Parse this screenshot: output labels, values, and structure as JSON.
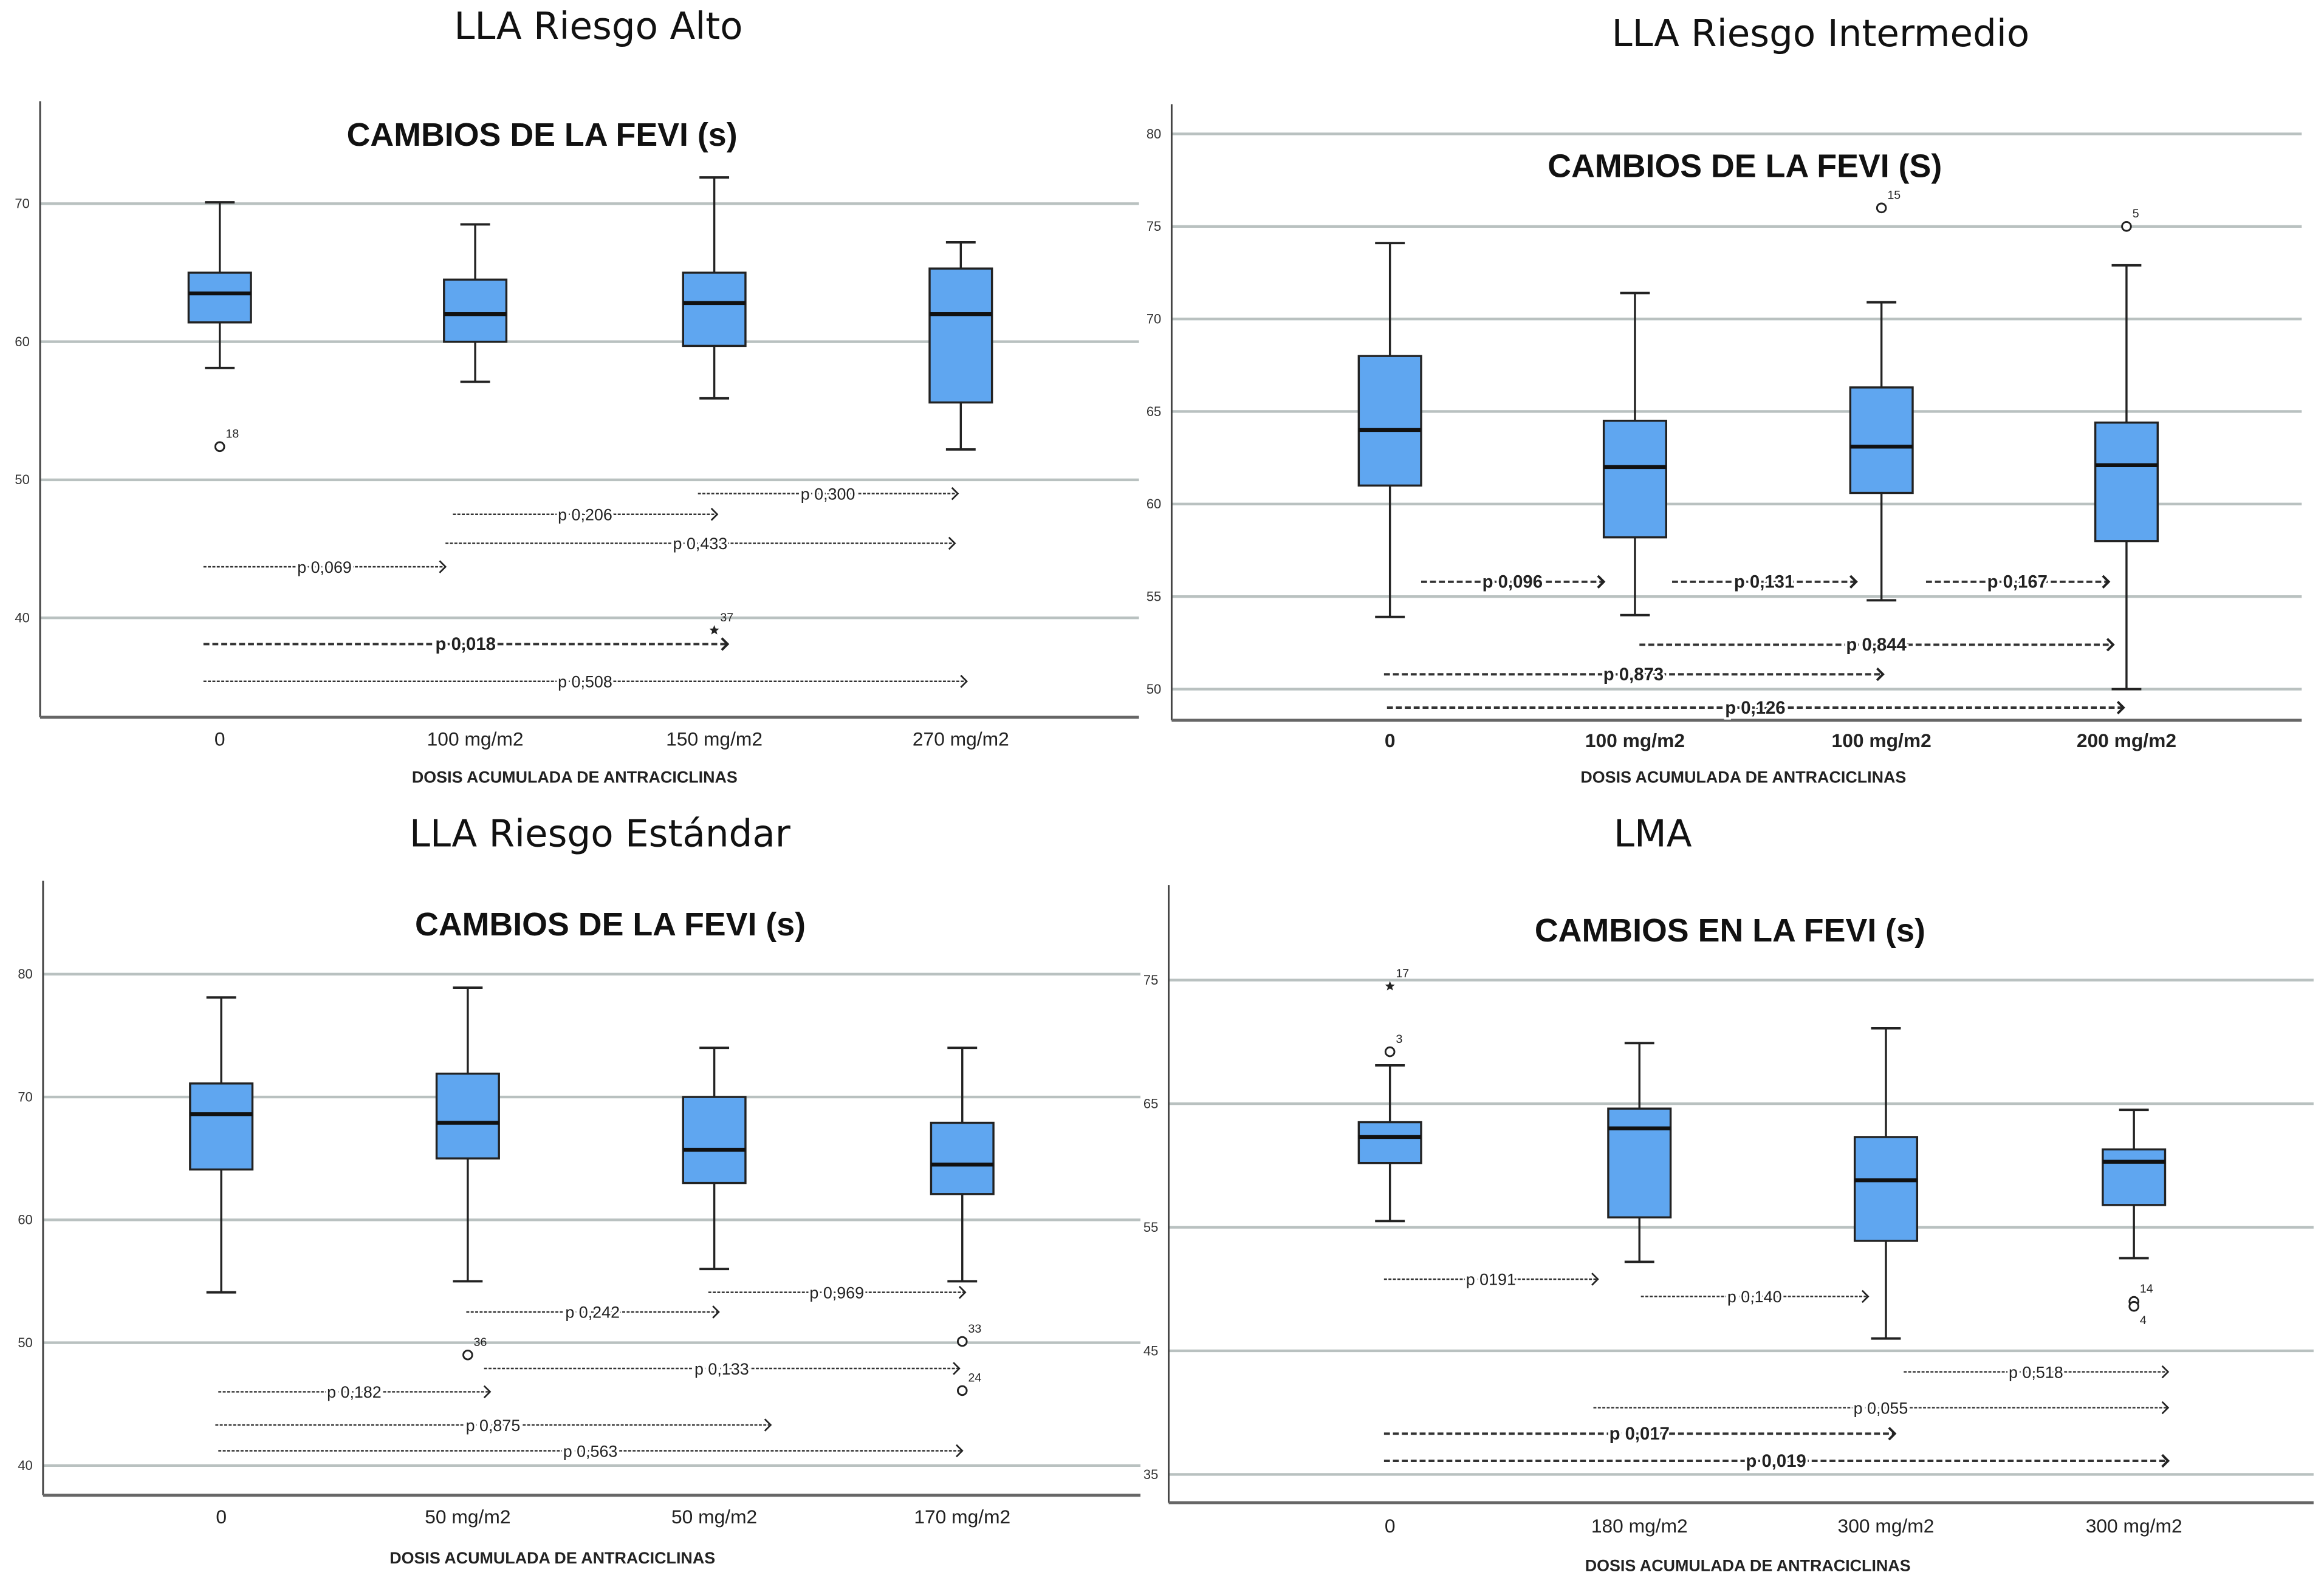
{
  "colors": {
    "box": "#5fa6f0",
    "grid": "#b9c1c0",
    "axis": "#444444"
  },
  "chart_data": [
    {
      "type": "box",
      "panel_title": "LLA Riesgo Alto",
      "title": "CAMBIOS DE LA FEVI (s)",
      "xlabel": "DOSIS ACUMULADA DE ANTRACICLINAS",
      "categories": [
        "0",
        "100 mg/m2",
        "150 mg/m2",
        "270 mg/m2"
      ],
      "yticks": [
        40,
        50,
        60,
        70
      ],
      "ylim": [
        33,
        77
      ],
      "grid": true,
      "boxes": [
        {
          "whislo": 58.1,
          "q1": 61.4,
          "med": 63.5,
          "q3": 65.0,
          "whishi": 70.1,
          "outliers": [
            {
              "y": 52.4,
              "label": "18",
              "marker": "circle"
            }
          ]
        },
        {
          "whislo": 57.1,
          "q1": 60.0,
          "med": 62.0,
          "q3": 64.5,
          "whishi": 68.5,
          "outliers": []
        },
        {
          "whislo": 55.9,
          "q1": 59.7,
          "med": 62.8,
          "q3": 65.0,
          "whishi": 71.9,
          "outliers": [
            {
              "y": 39.1,
              "label": "37",
              "marker": "star"
            }
          ]
        },
        {
          "whislo": 52.2,
          "q1": 55.6,
          "med": 62.0,
          "q3": 65.3,
          "whishi": 67.2,
          "outliers": []
        }
      ],
      "annotations": [
        {
          "label": "p 0,300",
          "y": 49.0,
          "bold": false
        },
        {
          "label": "p 0,206",
          "y": 47.5,
          "bold": false
        },
        {
          "label": "p 0,433",
          "y": 45.4,
          "bold": false
        },
        {
          "label": "p 0,069",
          "y": 43.7,
          "bold": false
        },
        {
          "label": "p 0,018",
          "y": 38.1,
          "bold": true
        },
        {
          "label": "p 0,508",
          "y": 35.4,
          "bold": false
        }
      ]
    },
    {
      "type": "box",
      "panel_title": "LLA Riesgo Intermedio",
      "title": "CAMBIOS DE LA FEVI (S)",
      "xlabel": "DOSIS ACUMULADA DE ANTRACICLINAS",
      "categories": [
        "0",
        "100 mg/m2",
        "100 mg/m2",
        "200 mg/m2"
      ],
      "yticks": [
        50,
        55,
        60,
        65,
        70,
        75,
        80
      ],
      "ylim": [
        48,
        81.5
      ],
      "grid": true,
      "boxes": [
        {
          "whislo": 53.9,
          "q1": 61.0,
          "med": 64.0,
          "q3": 68.0,
          "whishi": 74.1,
          "outliers": []
        },
        {
          "whislo": 54.0,
          "q1": 58.2,
          "med": 62.0,
          "q3": 64.5,
          "whishi": 71.4,
          "outliers": []
        },
        {
          "whislo": 54.8,
          "q1": 60.6,
          "med": 63.1,
          "q3": 66.3,
          "whishi": 70.9,
          "outliers": [
            {
              "y": 76.0,
              "label": "15",
              "marker": "circle"
            }
          ]
        },
        {
          "whislo": 50.0,
          "q1": 58.0,
          "med": 62.1,
          "q3": 64.4,
          "whishi": 72.9,
          "outliers": [
            {
              "y": 75.0,
              "label": "5",
              "marker": "circle"
            }
          ]
        }
      ],
      "annotations": [
        {
          "label": "p 0,096",
          "y": 55.8,
          "bold": true
        },
        {
          "label": "p 0,131",
          "y": 55.8,
          "bold": true
        },
        {
          "label": "p 0,167",
          "y": 55.8,
          "bold": true
        },
        {
          "label": "p 0,844",
          "y": 52.4,
          "bold": true
        },
        {
          "label": "p 0,873",
          "y": 50.8,
          "bold": true
        },
        {
          "label": "p 0,126",
          "y": 49.0,
          "bold": true
        }
      ]
    },
    {
      "type": "box",
      "panel_title": "LLA Riesgo Estándar",
      "title": "CAMBIOS DE LA FEVI (s)",
      "xlabel": "DOSIS ACUMULADA DE ANTRACICLINAS",
      "categories": [
        "0",
        "50 mg/m2",
        "50 mg/m2",
        "170 mg/m2"
      ],
      "yticks": [
        40,
        50,
        60,
        70,
        80
      ],
      "ylim": [
        37.5,
        87.5
      ],
      "grid": true,
      "boxes": [
        {
          "whislo": 54.1,
          "q1": 64.1,
          "med": 68.6,
          "q3": 71.1,
          "whishi": 78.1,
          "outliers": []
        },
        {
          "whislo": 55.0,
          "q1": 65.0,
          "med": 67.9,
          "q3": 71.9,
          "whishi": 78.9,
          "outliers": [
            {
              "y": 49.0,
              "label": "36",
              "marker": "circle"
            }
          ]
        },
        {
          "whislo": 56.0,
          "q1": 63.0,
          "med": 65.7,
          "q3": 70.0,
          "whishi": 74.0,
          "outliers": []
        },
        {
          "whislo": 55.0,
          "q1": 62.1,
          "med": 64.5,
          "q3": 67.9,
          "whishi": 74.0,
          "outliers": [
            {
              "y": 50.1,
              "label": "33",
              "marker": "circle"
            },
            {
              "y": 46.1,
              "label": "24",
              "marker": "circle"
            }
          ]
        }
      ],
      "annotations": [
        {
          "label": "p 0,969",
          "y": 54.1,
          "bold": false
        },
        {
          "label": "p 0,242",
          "y": 52.5,
          "bold": false
        },
        {
          "label": "p 0,133",
          "y": 47.9,
          "bold": false
        },
        {
          "label": "p 0,182",
          "y": 46.0,
          "bold": false
        },
        {
          "label": "p 0,875",
          "y": 43.3,
          "bold": false
        },
        {
          "label": "p 0,563",
          "y": 41.2,
          "bold": false
        }
      ]
    },
    {
      "type": "box",
      "panel_title": "LMA",
      "title": "CAMBIOS EN LA FEVI (s)",
      "xlabel": "DOSIS ACUMULADA DE ANTRACICLINAS",
      "categories": [
        "0",
        "180 mg/m2",
        "300 mg/m2",
        "300 mg/m2"
      ],
      "yticks": [
        35,
        45,
        55,
        65,
        75
      ],
      "ylim": [
        33,
        83
      ],
      "grid": true,
      "boxes": [
        {
          "whislo": 55.5,
          "q1": 60.2,
          "med": 62.3,
          "q3": 63.5,
          "whishi": 68.1,
          "outliers": [
            {
              "y": 69.2,
              "label": "3",
              "marker": "circle"
            },
            {
              "y": 74.5,
              "label": "17",
              "marker": "star"
            }
          ]
        },
        {
          "whislo": 52.2,
          "q1": 55.8,
          "med": 63.0,
          "q3": 64.6,
          "whishi": 69.9,
          "outliers": []
        },
        {
          "whislo": 46.0,
          "q1": 53.9,
          "med": 58.8,
          "q3": 62.3,
          "whishi": 71.1,
          "outliers": []
        },
        {
          "whislo": 52.5,
          "q1": 56.8,
          "med": 60.3,
          "q3": 61.3,
          "whishi": 64.5,
          "outliers": [
            {
              "y": 49.0,
              "label": "14",
              "marker": "circle"
            },
            {
              "y": 48.6,
              "label": "4",
              "marker": "circle"
            }
          ]
        }
      ],
      "annotations": [
        {
          "label": "p 0191",
          "y": 50.8,
          "bold": false
        },
        {
          "label": "p 0,140",
          "y": 49.4,
          "bold": false
        },
        {
          "label": "p 0,518",
          "y": 43.3,
          "bold": false
        },
        {
          "label": "p 0,055",
          "y": 40.4,
          "bold": false
        },
        {
          "label": "p 0,017",
          "y": 38.3,
          "bold": true
        },
        {
          "label": "p 0,019",
          "y": 36.1,
          "bold": true
        }
      ]
    }
  ]
}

--------

### Task to complete
Search the lines for the string "CAMBIOS" and copy every line that has it.

### Written solution
      "title": "CAMBIOS DE LA FEVI (s)",
      "title": "CAMBIOS DE LA FEVI (S)",
      "title": "CAMBIOS DE LA FEVI (s)",
      "title": "CAMBIOS EN LA FEVI (s)",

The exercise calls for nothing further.